# START OF Records supplied

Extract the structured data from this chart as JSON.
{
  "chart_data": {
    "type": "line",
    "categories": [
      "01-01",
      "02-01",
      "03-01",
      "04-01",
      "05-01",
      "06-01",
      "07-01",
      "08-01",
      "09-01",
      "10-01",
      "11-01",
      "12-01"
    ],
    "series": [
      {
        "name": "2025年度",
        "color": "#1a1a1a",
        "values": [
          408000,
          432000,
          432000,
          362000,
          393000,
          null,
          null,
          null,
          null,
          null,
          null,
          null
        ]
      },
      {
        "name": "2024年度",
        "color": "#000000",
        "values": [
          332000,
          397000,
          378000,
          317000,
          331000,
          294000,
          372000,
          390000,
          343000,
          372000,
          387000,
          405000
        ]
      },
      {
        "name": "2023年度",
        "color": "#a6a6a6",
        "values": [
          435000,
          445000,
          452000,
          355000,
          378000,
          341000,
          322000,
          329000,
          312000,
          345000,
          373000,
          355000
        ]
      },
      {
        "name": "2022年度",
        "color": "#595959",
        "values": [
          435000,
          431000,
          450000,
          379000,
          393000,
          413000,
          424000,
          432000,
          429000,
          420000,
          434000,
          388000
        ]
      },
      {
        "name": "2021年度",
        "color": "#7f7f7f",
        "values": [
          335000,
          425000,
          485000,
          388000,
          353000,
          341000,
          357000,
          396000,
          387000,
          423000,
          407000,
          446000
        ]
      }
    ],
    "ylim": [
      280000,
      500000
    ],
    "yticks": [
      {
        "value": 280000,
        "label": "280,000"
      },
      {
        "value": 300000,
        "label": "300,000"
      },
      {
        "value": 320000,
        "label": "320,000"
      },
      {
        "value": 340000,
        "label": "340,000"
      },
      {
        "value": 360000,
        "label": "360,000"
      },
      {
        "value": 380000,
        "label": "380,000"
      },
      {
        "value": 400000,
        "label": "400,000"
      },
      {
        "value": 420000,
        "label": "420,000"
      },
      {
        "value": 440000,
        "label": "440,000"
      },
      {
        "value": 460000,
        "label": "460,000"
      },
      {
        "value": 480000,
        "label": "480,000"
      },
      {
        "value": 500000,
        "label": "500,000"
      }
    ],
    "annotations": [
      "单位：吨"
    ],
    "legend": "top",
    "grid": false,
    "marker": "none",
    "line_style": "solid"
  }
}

# END OF Records supplied

## Task statement
Repeat the material above in full, quoting it exactly.

## Output of the task
Extract the structured data from this chart as JSON.
{
  "chart_data": {
    "type": "line",
    "categories": [
      "01-01",
      "02-01",
      "03-01",
      "04-01",
      "05-01",
      "06-01",
      "07-01",
      "08-01",
      "09-01",
      "10-01",
      "11-01",
      "12-01"
    ],
    "series": [
      {
        "name": "2025年度",
        "color": "#1a1a1a",
        "values": [
          408000,
          432000,
          432000,
          362000,
          393000,
          null,
          null,
          null,
          null,
          null,
          null,
          null
        ]
      },
      {
        "name": "2024年度",
        "color": "#000000",
        "values": [
          332000,
          397000,
          378000,
          317000,
          331000,
          294000,
          372000,
          390000,
          343000,
          372000,
          387000,
          405000
        ]
      },
      {
        "name": "2023年度",
        "color": "#a6a6a6",
        "values": [
          435000,
          445000,
          452000,
          355000,
          378000,
          341000,
          322000,
          329000,
          312000,
          345000,
          373000,
          355000
        ]
      },
      {
        "name": "2022年度",
        "color": "#595959",
        "values": [
          435000,
          431000,
          450000,
          379000,
          393000,
          413000,
          424000,
          432000,
          429000,
          420000,
          434000,
          388000
        ]
      },
      {
        "name": "2021年度",
        "color": "#7f7f7f",
        "values": [
          335000,
          425000,
          485000,
          388000,
          353000,
          341000,
          357000,
          396000,
          387000,
          423000,
          407000,
          446000
        ]
      }
    ],
    "ylim": [
      280000,
      500000
    ],
    "yticks": [
      {
        "value": 280000,
        "label": "280,000"
      },
      {
        "value": 300000,
        "label": "300,000"
      },
      {
        "value": 320000,
        "label": "320,000"
      },
      {
        "value": 340000,
        "label": "340,000"
      },
      {
        "value": 360000,
        "label": "360,000"
      },
      {
        "value": 380000,
        "label": "380,000"
      },
      {
        "value": 400000,
        "label": "400,000"
      },
      {
        "value": 420000,
        "label": "420,000"
      },
      {
        "value": 440000,
        "label": "440,000"
      },
      {
        "value": 460000,
        "label": "460,000"
      },
      {
        "value": 480000,
        "label": "480,000"
      },
      {
        "value": 500000,
        "label": "500,000"
      }
    ],
    "annotations": [
      "单位：吨"
    ],
    "legend": "top",
    "grid": false,
    "marker": "none",
    "line_style": "solid"
  }
}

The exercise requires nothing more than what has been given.